------ Data provided
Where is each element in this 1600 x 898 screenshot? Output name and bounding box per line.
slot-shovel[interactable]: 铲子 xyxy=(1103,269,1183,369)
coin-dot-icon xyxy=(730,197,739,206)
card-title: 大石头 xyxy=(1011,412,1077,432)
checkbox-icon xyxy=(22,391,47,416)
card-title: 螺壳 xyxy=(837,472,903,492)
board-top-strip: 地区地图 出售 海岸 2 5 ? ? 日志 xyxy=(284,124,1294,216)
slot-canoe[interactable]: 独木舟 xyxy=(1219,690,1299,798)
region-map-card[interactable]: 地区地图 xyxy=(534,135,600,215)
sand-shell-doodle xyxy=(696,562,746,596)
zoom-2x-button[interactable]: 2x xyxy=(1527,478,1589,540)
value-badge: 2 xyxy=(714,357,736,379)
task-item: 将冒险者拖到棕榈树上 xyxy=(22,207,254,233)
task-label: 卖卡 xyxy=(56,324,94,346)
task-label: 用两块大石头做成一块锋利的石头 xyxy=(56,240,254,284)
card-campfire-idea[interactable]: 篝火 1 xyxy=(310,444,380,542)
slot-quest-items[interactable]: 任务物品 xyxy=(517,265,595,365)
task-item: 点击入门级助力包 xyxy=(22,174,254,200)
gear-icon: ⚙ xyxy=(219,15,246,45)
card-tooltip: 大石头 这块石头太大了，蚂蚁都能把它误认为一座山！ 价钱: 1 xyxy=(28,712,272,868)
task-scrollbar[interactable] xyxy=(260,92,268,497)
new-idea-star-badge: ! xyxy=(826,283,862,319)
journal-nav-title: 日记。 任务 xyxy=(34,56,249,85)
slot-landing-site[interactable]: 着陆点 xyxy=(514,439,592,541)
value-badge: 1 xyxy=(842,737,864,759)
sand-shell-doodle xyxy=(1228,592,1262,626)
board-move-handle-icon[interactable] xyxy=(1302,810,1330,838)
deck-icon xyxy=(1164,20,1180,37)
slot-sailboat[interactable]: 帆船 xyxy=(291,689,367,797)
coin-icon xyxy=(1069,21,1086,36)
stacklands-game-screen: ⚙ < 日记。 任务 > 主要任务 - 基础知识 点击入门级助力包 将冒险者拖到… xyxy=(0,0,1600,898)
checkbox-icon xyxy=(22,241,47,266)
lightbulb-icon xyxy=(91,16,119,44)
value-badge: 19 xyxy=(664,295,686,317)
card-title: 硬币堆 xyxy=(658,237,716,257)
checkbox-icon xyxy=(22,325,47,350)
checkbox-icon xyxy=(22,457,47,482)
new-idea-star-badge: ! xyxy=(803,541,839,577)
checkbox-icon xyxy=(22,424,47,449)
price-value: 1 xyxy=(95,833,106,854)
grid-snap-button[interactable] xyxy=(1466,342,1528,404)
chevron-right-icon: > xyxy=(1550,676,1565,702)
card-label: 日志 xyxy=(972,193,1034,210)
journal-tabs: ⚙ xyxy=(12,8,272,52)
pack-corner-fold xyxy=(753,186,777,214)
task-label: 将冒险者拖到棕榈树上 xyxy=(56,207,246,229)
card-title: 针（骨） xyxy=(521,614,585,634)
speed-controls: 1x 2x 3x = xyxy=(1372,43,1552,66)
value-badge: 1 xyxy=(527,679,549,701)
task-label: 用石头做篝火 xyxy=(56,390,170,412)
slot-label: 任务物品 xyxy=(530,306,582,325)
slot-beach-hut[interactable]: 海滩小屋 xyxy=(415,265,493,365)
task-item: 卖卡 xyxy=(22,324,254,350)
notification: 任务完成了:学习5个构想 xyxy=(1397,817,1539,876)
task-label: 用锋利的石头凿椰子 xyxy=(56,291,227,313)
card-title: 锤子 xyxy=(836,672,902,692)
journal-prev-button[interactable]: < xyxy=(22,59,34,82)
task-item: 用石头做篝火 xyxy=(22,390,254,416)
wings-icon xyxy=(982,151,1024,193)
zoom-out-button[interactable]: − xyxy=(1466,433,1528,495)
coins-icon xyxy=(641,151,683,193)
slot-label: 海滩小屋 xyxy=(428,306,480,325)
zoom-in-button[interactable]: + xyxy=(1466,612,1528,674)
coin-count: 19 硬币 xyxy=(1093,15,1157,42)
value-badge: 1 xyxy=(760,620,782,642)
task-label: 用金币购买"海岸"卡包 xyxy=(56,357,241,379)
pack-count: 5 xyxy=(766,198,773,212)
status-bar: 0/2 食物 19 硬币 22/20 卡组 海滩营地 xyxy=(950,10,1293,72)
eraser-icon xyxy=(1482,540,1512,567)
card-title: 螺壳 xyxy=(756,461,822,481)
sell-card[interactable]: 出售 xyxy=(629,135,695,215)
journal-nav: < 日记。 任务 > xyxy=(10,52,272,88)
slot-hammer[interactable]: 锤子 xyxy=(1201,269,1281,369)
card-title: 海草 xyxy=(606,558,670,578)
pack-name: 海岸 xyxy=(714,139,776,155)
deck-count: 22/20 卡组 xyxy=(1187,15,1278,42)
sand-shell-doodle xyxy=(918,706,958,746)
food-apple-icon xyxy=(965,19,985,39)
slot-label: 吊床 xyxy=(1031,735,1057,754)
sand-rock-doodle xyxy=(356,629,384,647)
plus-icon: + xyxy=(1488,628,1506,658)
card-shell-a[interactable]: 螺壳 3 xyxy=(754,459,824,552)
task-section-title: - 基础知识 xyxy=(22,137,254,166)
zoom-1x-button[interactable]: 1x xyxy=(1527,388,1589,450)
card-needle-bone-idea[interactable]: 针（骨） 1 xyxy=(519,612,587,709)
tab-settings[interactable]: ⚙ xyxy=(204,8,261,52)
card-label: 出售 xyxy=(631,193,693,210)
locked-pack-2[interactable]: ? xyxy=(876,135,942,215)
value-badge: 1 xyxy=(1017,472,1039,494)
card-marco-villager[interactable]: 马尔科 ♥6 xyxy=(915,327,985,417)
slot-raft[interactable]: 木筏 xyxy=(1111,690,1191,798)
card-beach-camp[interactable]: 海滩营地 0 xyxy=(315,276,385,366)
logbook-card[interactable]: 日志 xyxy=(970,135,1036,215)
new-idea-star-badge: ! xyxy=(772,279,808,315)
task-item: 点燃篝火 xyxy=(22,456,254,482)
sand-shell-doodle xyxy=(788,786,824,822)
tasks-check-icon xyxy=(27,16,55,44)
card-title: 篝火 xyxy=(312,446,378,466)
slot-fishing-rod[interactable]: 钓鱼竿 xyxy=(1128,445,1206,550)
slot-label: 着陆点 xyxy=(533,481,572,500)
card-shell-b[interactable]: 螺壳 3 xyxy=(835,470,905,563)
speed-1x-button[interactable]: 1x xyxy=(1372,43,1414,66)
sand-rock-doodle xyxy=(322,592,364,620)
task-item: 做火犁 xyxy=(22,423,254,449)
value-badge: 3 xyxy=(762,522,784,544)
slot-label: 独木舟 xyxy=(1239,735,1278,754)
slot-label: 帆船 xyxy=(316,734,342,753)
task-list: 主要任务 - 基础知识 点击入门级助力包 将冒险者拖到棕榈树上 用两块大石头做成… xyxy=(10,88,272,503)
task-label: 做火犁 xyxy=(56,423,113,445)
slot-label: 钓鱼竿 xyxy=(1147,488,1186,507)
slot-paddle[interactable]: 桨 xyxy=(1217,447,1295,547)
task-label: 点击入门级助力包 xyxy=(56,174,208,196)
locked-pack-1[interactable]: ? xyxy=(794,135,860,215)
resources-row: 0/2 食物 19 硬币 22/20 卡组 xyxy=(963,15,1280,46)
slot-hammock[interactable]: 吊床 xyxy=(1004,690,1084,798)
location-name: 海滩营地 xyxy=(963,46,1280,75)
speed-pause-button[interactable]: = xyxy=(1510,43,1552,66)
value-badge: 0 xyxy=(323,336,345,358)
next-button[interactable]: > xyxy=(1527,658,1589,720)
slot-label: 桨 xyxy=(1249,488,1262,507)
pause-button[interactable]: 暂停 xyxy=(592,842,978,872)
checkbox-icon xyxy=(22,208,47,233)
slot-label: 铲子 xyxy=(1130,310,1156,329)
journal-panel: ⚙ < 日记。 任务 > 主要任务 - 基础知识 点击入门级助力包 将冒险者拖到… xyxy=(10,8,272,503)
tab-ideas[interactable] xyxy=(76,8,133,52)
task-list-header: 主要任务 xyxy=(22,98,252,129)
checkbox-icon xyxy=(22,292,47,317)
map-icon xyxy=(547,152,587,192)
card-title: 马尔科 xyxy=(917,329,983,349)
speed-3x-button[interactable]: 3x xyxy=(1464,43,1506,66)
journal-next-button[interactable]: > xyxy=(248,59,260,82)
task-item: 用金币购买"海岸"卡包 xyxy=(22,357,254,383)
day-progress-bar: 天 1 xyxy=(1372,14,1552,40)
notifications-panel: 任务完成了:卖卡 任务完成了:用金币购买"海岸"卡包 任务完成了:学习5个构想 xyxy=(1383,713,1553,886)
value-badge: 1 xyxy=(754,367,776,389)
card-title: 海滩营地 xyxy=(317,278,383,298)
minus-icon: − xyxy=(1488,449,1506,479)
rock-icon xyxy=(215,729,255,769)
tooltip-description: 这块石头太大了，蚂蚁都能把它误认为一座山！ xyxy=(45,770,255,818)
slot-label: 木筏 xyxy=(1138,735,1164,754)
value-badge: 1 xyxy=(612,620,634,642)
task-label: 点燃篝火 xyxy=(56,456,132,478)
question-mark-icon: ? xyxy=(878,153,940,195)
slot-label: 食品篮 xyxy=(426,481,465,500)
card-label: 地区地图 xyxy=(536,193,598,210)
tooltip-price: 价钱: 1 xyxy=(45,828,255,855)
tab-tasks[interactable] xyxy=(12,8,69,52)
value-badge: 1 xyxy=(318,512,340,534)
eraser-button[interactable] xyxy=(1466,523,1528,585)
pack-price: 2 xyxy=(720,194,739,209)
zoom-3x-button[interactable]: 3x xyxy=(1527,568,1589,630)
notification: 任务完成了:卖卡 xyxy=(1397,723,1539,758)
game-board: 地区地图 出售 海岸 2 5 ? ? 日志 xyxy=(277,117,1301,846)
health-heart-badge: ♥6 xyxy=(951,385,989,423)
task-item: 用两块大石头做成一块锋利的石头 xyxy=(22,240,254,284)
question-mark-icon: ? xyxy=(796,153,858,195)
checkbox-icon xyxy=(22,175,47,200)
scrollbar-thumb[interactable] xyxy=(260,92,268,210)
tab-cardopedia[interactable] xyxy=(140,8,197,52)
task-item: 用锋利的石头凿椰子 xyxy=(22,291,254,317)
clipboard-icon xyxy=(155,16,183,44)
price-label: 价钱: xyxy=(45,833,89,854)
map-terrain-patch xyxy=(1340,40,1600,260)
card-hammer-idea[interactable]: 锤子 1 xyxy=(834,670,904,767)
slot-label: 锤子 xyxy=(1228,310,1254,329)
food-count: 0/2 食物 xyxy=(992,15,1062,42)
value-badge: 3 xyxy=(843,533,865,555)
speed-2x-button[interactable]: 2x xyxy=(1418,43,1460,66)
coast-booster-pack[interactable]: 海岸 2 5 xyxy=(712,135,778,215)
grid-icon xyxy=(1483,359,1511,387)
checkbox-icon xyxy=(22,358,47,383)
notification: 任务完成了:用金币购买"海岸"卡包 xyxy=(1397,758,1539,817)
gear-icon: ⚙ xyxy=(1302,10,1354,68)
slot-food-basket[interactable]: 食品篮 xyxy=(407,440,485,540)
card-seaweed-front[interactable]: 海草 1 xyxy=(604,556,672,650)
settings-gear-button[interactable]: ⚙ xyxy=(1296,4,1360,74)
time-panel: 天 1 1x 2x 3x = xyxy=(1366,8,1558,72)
------------
### What is expected
Can you copy out, word for word, the stretch of rows from the very first one through the row containing "board-top-strip: 地区地图 出售", with both ends included?

### Correct answer
Where is each element in this 1600 x 898 screenshot? Output name and bounding box per line.
slot-shovel[interactable]: 铲子 xyxy=(1103,269,1183,369)
coin-dot-icon xyxy=(730,197,739,206)
card-title: 大石头 xyxy=(1011,412,1077,432)
checkbox-icon xyxy=(22,391,47,416)
card-title: 螺壳 xyxy=(837,472,903,492)
board-top-strip: 地区地图 出售 海岸 2 5 ? ? 日志 xyxy=(284,124,1294,216)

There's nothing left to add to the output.